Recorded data
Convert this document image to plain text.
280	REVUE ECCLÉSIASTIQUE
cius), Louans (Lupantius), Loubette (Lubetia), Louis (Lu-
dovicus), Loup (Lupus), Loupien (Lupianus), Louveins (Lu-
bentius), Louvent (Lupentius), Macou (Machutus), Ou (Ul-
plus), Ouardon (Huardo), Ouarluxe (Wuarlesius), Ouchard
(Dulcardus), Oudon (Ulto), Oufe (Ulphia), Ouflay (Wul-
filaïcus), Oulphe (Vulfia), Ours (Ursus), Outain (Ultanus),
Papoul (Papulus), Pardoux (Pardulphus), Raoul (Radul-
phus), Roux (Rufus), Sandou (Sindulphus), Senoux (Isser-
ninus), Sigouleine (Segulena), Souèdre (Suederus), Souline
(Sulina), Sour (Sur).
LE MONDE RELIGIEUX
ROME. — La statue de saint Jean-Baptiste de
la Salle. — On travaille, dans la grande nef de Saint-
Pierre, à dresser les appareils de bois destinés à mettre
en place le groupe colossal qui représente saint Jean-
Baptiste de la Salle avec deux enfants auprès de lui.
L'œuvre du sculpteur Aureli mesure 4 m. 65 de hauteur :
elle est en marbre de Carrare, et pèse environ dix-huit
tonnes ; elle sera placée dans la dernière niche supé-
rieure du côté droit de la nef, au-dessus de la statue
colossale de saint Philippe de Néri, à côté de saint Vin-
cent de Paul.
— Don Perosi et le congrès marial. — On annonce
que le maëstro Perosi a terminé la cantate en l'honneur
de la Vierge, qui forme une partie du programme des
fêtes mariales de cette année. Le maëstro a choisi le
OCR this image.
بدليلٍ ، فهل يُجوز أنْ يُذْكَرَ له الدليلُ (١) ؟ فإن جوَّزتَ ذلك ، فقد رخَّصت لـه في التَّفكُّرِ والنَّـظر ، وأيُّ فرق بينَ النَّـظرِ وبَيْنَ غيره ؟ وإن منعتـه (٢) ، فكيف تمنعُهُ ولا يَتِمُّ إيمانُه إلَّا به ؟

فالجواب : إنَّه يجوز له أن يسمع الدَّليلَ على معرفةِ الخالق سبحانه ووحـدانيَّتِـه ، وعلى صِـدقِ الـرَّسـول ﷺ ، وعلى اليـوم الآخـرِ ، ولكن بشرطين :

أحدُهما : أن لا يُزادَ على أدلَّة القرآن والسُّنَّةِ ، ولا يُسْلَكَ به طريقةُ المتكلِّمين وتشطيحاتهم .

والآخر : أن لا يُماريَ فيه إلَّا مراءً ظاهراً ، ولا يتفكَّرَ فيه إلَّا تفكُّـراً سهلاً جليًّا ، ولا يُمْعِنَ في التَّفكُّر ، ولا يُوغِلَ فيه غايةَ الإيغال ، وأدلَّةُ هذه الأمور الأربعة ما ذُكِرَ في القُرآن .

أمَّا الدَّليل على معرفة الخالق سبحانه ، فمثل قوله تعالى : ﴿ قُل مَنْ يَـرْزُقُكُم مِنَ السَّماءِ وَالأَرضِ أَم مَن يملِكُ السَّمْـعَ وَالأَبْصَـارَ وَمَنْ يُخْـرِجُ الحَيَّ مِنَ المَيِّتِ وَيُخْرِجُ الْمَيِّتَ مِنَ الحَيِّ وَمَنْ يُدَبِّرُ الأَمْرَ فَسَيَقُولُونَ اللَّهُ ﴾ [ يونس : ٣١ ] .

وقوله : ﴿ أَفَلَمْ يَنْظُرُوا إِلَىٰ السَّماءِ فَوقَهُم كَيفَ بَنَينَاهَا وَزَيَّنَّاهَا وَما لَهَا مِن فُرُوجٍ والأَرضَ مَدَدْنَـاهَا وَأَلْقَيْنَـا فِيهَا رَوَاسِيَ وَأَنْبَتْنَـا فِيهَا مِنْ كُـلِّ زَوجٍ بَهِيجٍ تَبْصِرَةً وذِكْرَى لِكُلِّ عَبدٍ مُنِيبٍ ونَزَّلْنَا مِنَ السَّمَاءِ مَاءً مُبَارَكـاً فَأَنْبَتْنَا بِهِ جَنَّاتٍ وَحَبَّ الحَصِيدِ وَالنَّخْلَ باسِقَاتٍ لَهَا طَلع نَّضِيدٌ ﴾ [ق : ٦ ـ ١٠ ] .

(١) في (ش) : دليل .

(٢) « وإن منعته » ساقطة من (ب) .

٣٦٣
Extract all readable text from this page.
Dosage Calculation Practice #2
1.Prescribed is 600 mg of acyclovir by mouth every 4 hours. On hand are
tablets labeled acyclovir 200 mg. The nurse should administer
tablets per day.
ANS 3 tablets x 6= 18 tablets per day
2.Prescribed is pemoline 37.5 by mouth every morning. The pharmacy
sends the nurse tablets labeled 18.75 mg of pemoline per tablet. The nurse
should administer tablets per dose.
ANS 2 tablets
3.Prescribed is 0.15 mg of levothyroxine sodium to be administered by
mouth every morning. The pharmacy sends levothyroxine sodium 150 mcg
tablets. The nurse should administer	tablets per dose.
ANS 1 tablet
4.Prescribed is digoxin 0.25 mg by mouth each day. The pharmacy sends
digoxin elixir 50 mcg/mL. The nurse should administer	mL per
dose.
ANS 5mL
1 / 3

# DIRECTIVE:
All the entries above need to be reproduced exactly.

# WRITTEN ANSWER:
Convert this document image to plain text.
280	REVUE ECCLÉSIASTIQUE
cius), Louans (Lupantius), Loubette (Lubetia), Louis (Lu-
dovicus), Loup (Lupus), Loupien (Lupianus), Louveins (Lu-
bentius), Louvent (Lupentius), Macou (Machutus), Ou (Ul-
plus), Ouardon (Huardo), Ouarluxe (Wuarlesius), Ouchard
(Dulcardus), Oudon (Ulto), Oufe (Ulphia), Ouflay (Wul-
filaïcus), Oulphe (Vulfia), Ours (Ursus), Outain (Ultanus),
Papoul (Papulus), Pardoux (Pardulphus), Raoul (Radul-
phus), Roux (Rufus), Sandou (Sindulphus), Senoux (Isser-
ninus), Sigouleine (Segulena), Souèdre (Suederus), Souline
(Sulina), Sour (Sur).
LE MONDE RELIGIEUX
ROME. — La statue de saint Jean-Baptiste de
la Salle. — On travaille, dans la grande nef de Saint-
Pierre, à dresser les appareils de bois destinés à mettre
en place le groupe colossal qui représente saint Jean-
Baptiste de la Salle avec deux enfants auprès de lui.
L'œuvre du sculpteur Aureli mesure 4 m. 65 de hauteur :
elle est en marbre de Carrare, et pèse environ dix-huit
tonnes ; elle sera placée dans la dernière niche supé-
rieure du côté droit de la nef, au-dessus de la statue
colossale de saint Philippe de Néri, à côté de saint Vin-
cent de Paul.
— Don Perosi et le congrès marial. — On annonce
que le maëstro Perosi a terminé la cantate en l'honneur
de la Vierge, qui forme une partie du programme des
fêtes mariales de cette année. Le maëstro a choisi le
OCR this image.
بدليلٍ ، فهل يُجوز أنْ يُذْكَرَ له الدليلُ (١) ؟ فإن جوَّزتَ ذلك ، فقد رخَّصت لـه في التَّفكُّرِ والنَّـظر ، وأيُّ فرق بينَ النَّـظرِ وبَيْنَ غيره ؟ وإن منعتـه (٢) ، فكيف تمنعُهُ ولا يَتِمُّ إيمانُه إلَّا به ؟

فالجواب : إنَّه يجوز له أن يسمع الدَّليلَ على معرفةِ الخالق سبحانه ووحـدانيَّتِـه ، وعلى صِـدقِ الـرَّسـول ﷺ ، وعلى اليـوم الآخـرِ ، ولكن بشرطين :

أحدُهما : أن لا يُزادَ على أدلَّة القرآن والسُّنَّةِ ، ولا يُسْلَكَ به طريقةُ المتكلِّمين وتشطيحاتهم .

والآخر : أن لا يُماريَ فيه إلَّا مراءً ظاهراً ، ولا يتفكَّرَ فيه إلَّا تفكُّـراً سهلاً جليًّا ، ولا يُمْعِنَ في التَّفكُّر ، ولا يُوغِلَ فيه غايةَ الإيغال ، وأدلَّةُ هذه الأمور الأربعة ما ذُكِرَ في القُرآن .

أمَّا الدَّليل على معرفة الخالق سبحانه ، فمثل قوله تعالى : ﴿ قُل مَنْ يَـرْزُقُكُم مِنَ السَّماءِ وَالأَرضِ أَم مَن يملِكُ السَّمْـعَ وَالأَبْصَـارَ وَمَنْ يُخْـرِجُ الحَيَّ مِنَ المَيِّتِ وَيُخْرِجُ الْمَيِّتَ مِنَ الحَيِّ وَمَنْ يُدَبِّرُ الأَمْرَ فَسَيَقُولُونَ اللَّهُ ﴾ [ يونس : ٣١ ] .

وقوله : ﴿ أَفَلَمْ يَنْظُرُوا إِلَىٰ السَّماءِ فَوقَهُم كَيفَ بَنَينَاهَا وَزَيَّنَّاهَا وَما لَهَا مِن فُرُوجٍ والأَرضَ مَدَدْنَـاهَا وَأَلْقَيْنَـا فِيهَا رَوَاسِيَ وَأَنْبَتْنَـا فِيهَا مِنْ كُـلِّ زَوجٍ بَهِيجٍ تَبْصِرَةً وذِكْرَى لِكُلِّ عَبدٍ مُنِيبٍ ونَزَّلْنَا مِنَ السَّمَاءِ مَاءً مُبَارَكـاً فَأَنْبَتْنَا بِهِ جَنَّاتٍ وَحَبَّ الحَصِيدِ وَالنَّخْلَ باسِقَاتٍ لَهَا طَلع نَّضِيدٌ ﴾ [ق : ٦ ـ ١٠ ] .

(١) في (ش) : دليل .

(٢) « وإن منعته » ساقطة من (ب) .

٣٦٣
Extract all readable text from this page.
Dosage Calculation Practice #2
1.Prescribed is 600 mg of acyclovir by mouth every 4 hours. On hand are
tablets labeled acyclovir 200 mg. The nurse should administer
tablets per day.
ANS 3 tablets x 6= 18 tablets per day
2.Prescribed is pemoline 37.5 by mouth every morning. The pharmacy
sends the nurse tablets labeled 18.75 mg of pemoline per tablet. The nurse
should administer tablets per dose.
ANS 2 tablets
3.Prescribed is 0.15 mg of levothyroxine sodium to be administered by
mouth every morning. The pharmacy sends levothyroxine sodium 150 mcg
tablets. The nurse should administer	tablets per dose.
ANS 1 tablet
4.Prescribed is digoxin 0.25 mg by mouth each day. The pharmacy sends
digoxin elixir 50 mcg/mL. The nurse should administer	mL per
dose.
ANS 5mL
1 / 3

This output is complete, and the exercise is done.